Task statement:
Will you write out all the entries below exactly?

Given data:
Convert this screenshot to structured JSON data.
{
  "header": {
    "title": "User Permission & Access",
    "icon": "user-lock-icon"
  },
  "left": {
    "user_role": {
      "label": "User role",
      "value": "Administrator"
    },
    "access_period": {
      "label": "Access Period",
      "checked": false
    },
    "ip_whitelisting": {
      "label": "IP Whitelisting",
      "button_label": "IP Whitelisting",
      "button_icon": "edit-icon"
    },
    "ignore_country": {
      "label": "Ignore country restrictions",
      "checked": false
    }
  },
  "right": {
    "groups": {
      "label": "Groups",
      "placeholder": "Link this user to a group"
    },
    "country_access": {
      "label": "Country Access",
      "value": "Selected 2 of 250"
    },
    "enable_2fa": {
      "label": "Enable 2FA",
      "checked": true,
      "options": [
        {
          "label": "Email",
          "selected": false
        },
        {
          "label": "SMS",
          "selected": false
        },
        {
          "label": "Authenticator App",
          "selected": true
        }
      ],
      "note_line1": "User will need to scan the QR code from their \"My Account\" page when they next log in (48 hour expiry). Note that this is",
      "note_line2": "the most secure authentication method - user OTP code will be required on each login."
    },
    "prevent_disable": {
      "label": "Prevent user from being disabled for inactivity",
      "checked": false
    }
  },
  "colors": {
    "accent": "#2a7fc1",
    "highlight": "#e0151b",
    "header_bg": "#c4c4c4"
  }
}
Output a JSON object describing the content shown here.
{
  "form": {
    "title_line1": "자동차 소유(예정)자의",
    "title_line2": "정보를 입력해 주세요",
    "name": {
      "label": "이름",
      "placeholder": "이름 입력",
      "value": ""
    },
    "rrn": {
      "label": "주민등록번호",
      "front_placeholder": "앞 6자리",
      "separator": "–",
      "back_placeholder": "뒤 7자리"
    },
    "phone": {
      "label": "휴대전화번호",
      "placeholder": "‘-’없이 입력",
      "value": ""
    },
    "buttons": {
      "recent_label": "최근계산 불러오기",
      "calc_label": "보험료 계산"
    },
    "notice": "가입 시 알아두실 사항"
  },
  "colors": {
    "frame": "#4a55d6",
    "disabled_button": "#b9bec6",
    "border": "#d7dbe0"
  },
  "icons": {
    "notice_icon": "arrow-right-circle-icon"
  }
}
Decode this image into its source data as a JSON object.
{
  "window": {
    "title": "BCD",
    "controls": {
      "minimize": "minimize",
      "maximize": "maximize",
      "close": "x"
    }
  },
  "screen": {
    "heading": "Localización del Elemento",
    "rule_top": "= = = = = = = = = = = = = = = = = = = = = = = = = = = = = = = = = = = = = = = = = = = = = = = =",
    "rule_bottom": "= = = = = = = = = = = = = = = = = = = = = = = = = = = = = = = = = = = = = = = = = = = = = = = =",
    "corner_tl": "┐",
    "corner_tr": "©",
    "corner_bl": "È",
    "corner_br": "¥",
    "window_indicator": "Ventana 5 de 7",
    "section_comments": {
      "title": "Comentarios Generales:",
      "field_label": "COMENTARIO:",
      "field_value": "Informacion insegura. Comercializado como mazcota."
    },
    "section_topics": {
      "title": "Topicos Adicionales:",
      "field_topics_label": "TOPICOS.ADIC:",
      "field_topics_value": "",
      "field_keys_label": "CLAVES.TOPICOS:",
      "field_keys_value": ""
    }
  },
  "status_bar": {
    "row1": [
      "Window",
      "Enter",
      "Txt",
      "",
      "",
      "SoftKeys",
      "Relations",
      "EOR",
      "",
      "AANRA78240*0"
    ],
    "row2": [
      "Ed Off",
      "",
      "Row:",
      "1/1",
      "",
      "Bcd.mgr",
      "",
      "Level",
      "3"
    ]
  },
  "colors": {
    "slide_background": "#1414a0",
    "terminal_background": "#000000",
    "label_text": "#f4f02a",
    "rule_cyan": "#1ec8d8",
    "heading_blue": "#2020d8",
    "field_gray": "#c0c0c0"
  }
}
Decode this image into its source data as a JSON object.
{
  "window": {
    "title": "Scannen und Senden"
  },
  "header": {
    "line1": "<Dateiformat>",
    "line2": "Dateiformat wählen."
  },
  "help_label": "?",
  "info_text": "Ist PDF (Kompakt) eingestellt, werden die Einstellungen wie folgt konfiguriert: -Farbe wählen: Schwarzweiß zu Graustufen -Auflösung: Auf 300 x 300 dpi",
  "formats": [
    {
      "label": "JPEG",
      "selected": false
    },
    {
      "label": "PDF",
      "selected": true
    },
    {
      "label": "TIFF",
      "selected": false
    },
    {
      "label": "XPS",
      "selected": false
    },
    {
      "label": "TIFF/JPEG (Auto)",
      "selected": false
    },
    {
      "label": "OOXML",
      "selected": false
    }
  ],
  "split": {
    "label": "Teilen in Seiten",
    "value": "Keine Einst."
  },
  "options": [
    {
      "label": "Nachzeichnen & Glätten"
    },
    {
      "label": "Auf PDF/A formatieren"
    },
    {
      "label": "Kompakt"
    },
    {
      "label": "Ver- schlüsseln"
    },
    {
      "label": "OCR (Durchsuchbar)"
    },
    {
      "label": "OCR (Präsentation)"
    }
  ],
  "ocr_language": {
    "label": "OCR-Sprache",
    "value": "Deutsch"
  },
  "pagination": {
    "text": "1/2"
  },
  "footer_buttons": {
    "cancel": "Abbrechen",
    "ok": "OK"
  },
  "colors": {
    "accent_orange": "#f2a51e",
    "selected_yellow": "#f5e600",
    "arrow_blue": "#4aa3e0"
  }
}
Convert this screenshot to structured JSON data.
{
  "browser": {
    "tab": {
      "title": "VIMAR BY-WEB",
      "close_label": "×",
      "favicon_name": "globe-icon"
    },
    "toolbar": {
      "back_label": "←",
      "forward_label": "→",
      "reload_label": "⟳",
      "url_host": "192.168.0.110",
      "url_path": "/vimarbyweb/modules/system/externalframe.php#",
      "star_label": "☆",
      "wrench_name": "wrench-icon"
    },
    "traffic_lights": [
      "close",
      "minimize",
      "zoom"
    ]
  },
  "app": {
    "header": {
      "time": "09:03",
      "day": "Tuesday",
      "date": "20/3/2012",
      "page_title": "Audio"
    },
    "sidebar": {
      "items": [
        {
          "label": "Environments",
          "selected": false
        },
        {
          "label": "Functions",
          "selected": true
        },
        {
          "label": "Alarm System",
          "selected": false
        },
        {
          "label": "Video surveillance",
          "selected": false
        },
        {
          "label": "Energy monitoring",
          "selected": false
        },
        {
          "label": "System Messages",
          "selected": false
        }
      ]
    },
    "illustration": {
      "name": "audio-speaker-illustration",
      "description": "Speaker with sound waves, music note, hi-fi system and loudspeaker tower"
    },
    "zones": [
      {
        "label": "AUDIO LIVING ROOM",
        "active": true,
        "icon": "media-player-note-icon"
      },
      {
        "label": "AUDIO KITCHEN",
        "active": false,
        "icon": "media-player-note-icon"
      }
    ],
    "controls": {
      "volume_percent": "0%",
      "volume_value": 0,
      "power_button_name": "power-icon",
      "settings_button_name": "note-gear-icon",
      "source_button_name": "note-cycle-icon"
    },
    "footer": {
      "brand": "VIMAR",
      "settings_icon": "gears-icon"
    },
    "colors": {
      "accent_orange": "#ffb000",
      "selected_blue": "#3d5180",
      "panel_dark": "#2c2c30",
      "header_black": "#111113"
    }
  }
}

Expected answer:
Convert this screenshot to structured JSON data.
{
  "header": {
    "title": "User Permission & Access",
    "icon": "user-lock-icon"
  },
  "left": {
    "user_role": {
      "label": "User role",
      "value": "Administrator"
    },
    "access_period": {
      "label": "Access Period",
      "checked": false
    },
    "ip_whitelisting": {
      "label": "IP Whitelisting",
      "button_label": "IP Whitelisting",
      "button_icon": "edit-icon"
    },
    "ignore_country": {
      "label": "Ignore country restrictions",
      "checked": false
    }
  },
  "right": {
    "groups": {
      "label": "Groups",
      "placeholder": "Link this user to a group"
    },
    "country_access": {
      "label": "Country Access",
      "value": "Selected 2 of 250"
    },
    "enable_2fa": {
      "label": "Enable 2FA",
      "checked": true,
      "options": [
        {
          "label": "Email",
          "selected": false
        },
        {
          "label": "SMS",
          "selected": false
        },
        {
          "label": "Authenticator App",
          "selected": true
        }
      ],
      "note_line1": "User will need to scan the QR code from their \"My Account\" page when they next log in (48 hour expiry). Note that this is",
      "note_line2": "the most secure authentication method - user OTP code will be required on each login."
    },
    "prevent_disable": {
      "label": "Prevent user from being disabled for inactivity",
      "checked": false
    }
  },
  "colors": {
    "accent": "#2a7fc1",
    "highlight": "#e0151b",
    "header_bg": "#c4c4c4"
  }
}
Output a JSON object describing the content shown here.
{
  "form": {
    "title_line1": "자동차 소유(예정)자의",
    "title_line2": "정보를 입력해 주세요",
    "name": {
      "label": "이름",
      "placeholder": "이름 입력",
      "value": ""
    },
    "rrn": {
      "label": "주민등록번호",
      "front_placeholder": "앞 6자리",
      "separator": "–",
      "back_placeholder": "뒤 7자리"
    },
    "phone": {
      "label": "휴대전화번호",
      "placeholder": "‘-’없이 입력",
      "value": ""
    },
    "buttons": {
      "recent_label": "최근계산 불러오기",
      "calc_label": "보험료 계산"
    },
    "notice": "가입 시 알아두실 사항"
  },
  "colors": {
    "frame": "#4a55d6",
    "disabled_button": "#b9bec6",
    "border": "#d7dbe0"
  },
  "icons": {
    "notice_icon": "arrow-right-circle-icon"
  }
}
Decode this image into its source data as a JSON object.
{
  "window": {
    "title": "BCD",
    "controls": {
      "minimize": "minimize",
      "maximize": "maximize",
      "close": "x"
    }
  },
  "screen": {
    "heading": "Localización del Elemento",
    "rule_top": "= = = = = = = = = = = = = = = = = = = = = = = = = = = = = = = = = = = = = = = = = = = = = = = =",
    "rule_bottom": "= = = = = = = = = = = = = = = = = = = = = = = = = = = = = = = = = = = = = = = = = = = = = = = =",
    "corner_tl": "┐",
    "corner_tr": "©",
    "corner_bl": "È",
    "corner_br": "¥",
    "window_indicator": "Ventana 5 de 7",
    "section_comments": {
      "title": "Comentarios Generales:",
      "field_label": "COMENTARIO:",
      "field_value": "Informacion insegura. Comercializado como mazcota."
    },
    "section_topics": {
      "title": "Topicos Adicionales:",
      "field_topics_label": "TOPICOS.ADIC:",
      "field_topics_value": "",
      "field_keys_label": "CLAVES.TOPICOS:",
      "field_keys_value": ""
    }
  },
  "status_bar": {
    "row1": [
      "Window",
      "Enter",
      "Txt",
      "",
      "",
      "SoftKeys",
      "Relations",
      "EOR",
      "",
      "AANRA78240*0"
    ],
    "row2": [
      "Ed Off",
      "",
      "Row:",
      "1/1",
      "",
      "Bcd.mgr",
      "",
      "Level",
      "3"
    ]
  },
  "colors": {
    "slide_background": "#1414a0",
    "terminal_background": "#000000",
    "label_text": "#f4f02a",
    "rule_cyan": "#1ec8d8",
    "heading_blue": "#2020d8",
    "field_gray": "#c0c0c0"
  }
}
Decode this image into its source data as a JSON object.
{
  "window": {
    "title": "Scannen und Senden"
  },
  "header": {
    "line1": "<Dateiformat>",
    "line2": "Dateiformat wählen."
  },
  "help_label": "?",
  "info_text": "Ist PDF (Kompakt) eingestellt, werden die Einstellungen wie folgt konfiguriert: -Farbe wählen: Schwarzweiß zu Graustufen -Auflösung: Auf 300 x 300 dpi",
  "formats": [
    {
      "label": "JPEG",
      "selected": false
    },
    {
      "label": "PDF",
      "selected": true
    },
    {
      "label": "TIFF",
      "selected": false
    },
    {
      "label": "XPS",
      "selected": false
    },
    {
      "label": "TIFF/JPEG (Auto)",
      "selected": false
    },
    {
      "label": "OOXML",
      "selected": false
    }
  ],
  "split": {
    "label": "Teilen in Seiten",
    "value": "Keine Einst."
  },
  "options": [
    {
      "label": "Nachzeichnen & Glätten"
    },
    {
      "label": "Auf PDF/A formatieren"
    },
    {
      "label": "Kompakt"
    },
    {
      "label": "Ver- schlüsseln"
    },
    {
      "label": "OCR (Durchsuchbar)"
    },
    {
      "label": "OCR (Präsentation)"
    }
  ],
  "ocr_language": {
    "label": "OCR-Sprache",
    "value": "Deutsch"
  },
  "pagination": {
    "text": "1/2"
  },
  "footer_buttons": {
    "cancel": "Abbrechen",
    "ok": "OK"
  },
  "colors": {
    "accent_orange": "#f2a51e",
    "selected_yellow": "#f5e600",
    "arrow_blue": "#4aa3e0"
  }
}
Convert this screenshot to structured JSON data.
{
  "browser": {
    "tab": {
      "title": "VIMAR BY-WEB",
      "close_label": "×",
      "favicon_name": "globe-icon"
    },
    "toolbar": {
      "back_label": "←",
      "forward_label": "→",
      "reload_label": "⟳",
      "url_host": "192.168.0.110",
      "url_path": "/vimarbyweb/modules/system/externalframe.php#",
      "star_label": "☆",
      "wrench_name": "wrench-icon"
    },
    "traffic_lights": [
      "close",
      "minimize",
      "zoom"
    ]
  },
  "app": {
    "header": {
      "time": "09:03",
      "day": "Tuesday",
      "date": "20/3/2012",
      "page_title": "Audio"
    },
    "sidebar": {
      "items": [
        {
          "label": "Environments",
          "selected": false
        },
        {
          "label": "Functions",
          "selected": true
        },
        {
          "label": "Alarm System",
          "selected": false
        },
        {
          "label": "Video surveillance",
          "selected": false
        },
        {
          "label": "Energy monitoring",
          "selected": false
        },
        {
          "label": "System Messages",
          "selected": false
        }
      ]
    },
    "illustration": {
      "name": "audio-speaker-illustration",
      "description": "Speaker with sound waves, music note, hi-fi system and loudspeaker tower"
    },
    "zones": [
      {
        "label": "AUDIO LIVING ROOM",
        "active": true,
        "icon": "media-player-note-icon"
      },
      {
        "label": "AUDIO KITCHEN",
        "active": false,
        "icon": "media-player-note-icon"
      }
    ],
    "controls": {
      "volume_percent": "0%",
      "volume_value": 0,
      "power_button_name": "power-icon",
      "settings_button_name": "note-gear-icon",
      "source_button_name": "note-cycle-icon"
    },
    "footer": {
      "brand": "VIMAR",
      "settings_icon": "gears-icon"
    },
    "colors": {
      "accent_orange": "#ffb000",
      "selected_blue": "#3d5180",
      "panel_dark": "#2c2c30",
      "header_black": "#111113"
    }
  }
}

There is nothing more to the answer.